SOURCE DOCUMENT:
[Start of section]

[GeoStL] Re: Caches screwed into trees?

  • From: "Bernie Ver Hey" <Happykraut@xxxxxxxxxxxxx>
  • To: <geocaching@xxxxxxxxxxxxx>
  • Date: Tue, 3 Jan 2012 10:58:58 -0600

To make a real long story short. Leave the trees alone. Who can remember all
this and who would even pay attention to it.  Bernie

 

From: geocaching-bounce@xxxxxxxxxxxxx
[mailto:geocaching-bounce@xxxxxxxxxxxxx] On Behalf Of Bob TheCacher
Sent: Tuesday, January 03, 2012 10:33 AM
To: geocaching@xxxxxxxxxxxxx
Subject: [GeoStL] Re: Caches screwed into trees?

[End of section]

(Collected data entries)
[Start of section]

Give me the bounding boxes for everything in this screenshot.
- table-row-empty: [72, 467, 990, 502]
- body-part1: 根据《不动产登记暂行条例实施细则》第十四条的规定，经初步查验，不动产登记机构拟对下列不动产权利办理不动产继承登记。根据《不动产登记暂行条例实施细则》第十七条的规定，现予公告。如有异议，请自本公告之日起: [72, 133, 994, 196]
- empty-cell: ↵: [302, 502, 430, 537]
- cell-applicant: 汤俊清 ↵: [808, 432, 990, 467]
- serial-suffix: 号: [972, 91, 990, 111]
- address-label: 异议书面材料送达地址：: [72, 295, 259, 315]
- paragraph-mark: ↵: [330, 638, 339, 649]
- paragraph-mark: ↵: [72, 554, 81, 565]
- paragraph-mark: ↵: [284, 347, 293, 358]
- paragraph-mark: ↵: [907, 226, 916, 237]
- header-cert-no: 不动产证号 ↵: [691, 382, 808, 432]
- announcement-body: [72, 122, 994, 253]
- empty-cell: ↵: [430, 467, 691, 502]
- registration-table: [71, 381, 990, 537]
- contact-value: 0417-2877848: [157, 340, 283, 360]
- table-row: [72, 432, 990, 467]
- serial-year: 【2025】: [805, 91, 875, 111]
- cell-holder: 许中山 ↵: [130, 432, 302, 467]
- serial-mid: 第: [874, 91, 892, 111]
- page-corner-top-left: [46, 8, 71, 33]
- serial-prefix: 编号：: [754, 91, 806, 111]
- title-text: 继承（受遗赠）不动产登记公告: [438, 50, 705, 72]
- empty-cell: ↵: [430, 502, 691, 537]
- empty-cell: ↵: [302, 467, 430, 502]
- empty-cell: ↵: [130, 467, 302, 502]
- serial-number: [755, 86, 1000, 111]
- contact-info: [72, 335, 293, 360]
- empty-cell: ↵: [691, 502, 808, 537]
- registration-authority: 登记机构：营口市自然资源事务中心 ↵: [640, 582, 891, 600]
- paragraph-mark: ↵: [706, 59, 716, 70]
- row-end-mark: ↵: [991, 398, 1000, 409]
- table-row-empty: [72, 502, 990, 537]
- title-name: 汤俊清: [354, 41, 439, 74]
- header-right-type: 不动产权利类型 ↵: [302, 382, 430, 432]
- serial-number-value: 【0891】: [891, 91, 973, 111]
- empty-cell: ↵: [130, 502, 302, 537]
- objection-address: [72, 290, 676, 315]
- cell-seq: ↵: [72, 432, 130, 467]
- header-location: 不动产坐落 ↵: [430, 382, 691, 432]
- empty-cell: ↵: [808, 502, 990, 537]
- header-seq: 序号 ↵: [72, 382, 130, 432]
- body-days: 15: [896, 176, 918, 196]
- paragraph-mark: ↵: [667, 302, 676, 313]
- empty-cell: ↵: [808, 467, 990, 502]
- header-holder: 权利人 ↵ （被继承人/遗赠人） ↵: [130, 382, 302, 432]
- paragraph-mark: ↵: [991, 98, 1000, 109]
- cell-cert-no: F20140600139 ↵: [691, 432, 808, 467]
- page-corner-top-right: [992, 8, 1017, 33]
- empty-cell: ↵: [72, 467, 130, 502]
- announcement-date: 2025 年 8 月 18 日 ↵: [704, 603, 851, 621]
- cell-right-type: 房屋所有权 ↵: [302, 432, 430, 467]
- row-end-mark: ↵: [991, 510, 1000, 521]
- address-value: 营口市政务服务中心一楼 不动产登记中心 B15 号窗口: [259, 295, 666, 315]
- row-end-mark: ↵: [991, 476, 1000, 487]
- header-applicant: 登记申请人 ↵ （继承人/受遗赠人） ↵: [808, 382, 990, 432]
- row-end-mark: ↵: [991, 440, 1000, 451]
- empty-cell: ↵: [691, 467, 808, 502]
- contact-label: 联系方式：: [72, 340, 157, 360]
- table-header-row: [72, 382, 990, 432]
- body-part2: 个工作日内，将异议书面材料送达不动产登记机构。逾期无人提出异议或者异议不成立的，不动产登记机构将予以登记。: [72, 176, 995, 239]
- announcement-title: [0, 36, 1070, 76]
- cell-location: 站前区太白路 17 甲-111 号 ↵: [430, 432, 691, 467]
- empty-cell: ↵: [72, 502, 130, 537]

[End of section]

TO DO: Quote the email about caches screwed into trees, starting at "To make a real" and ending at "Subject: [GeoStL] Re: Caches screwed into trees?". Rely on the email about caches screwed into trees and nothing else.

RESPONSE BOX:
To make a real long story short. Leave the trees alone. Who can remember all
this and who would even pay attention to it.  Bernie

 

From: geocaching-bounce@xxxxxxxxxxxxx
[mailto:geocaching-bounce@xxxxxxxxxxxxx] On Behalf Of Bob TheCacher
Sent: Tuesday, January 03, 2012 10:33 AM
To: geocaching@xxxxxxxxxxxxx
Subject: [GeoStL] Re: Caches screwed into trees?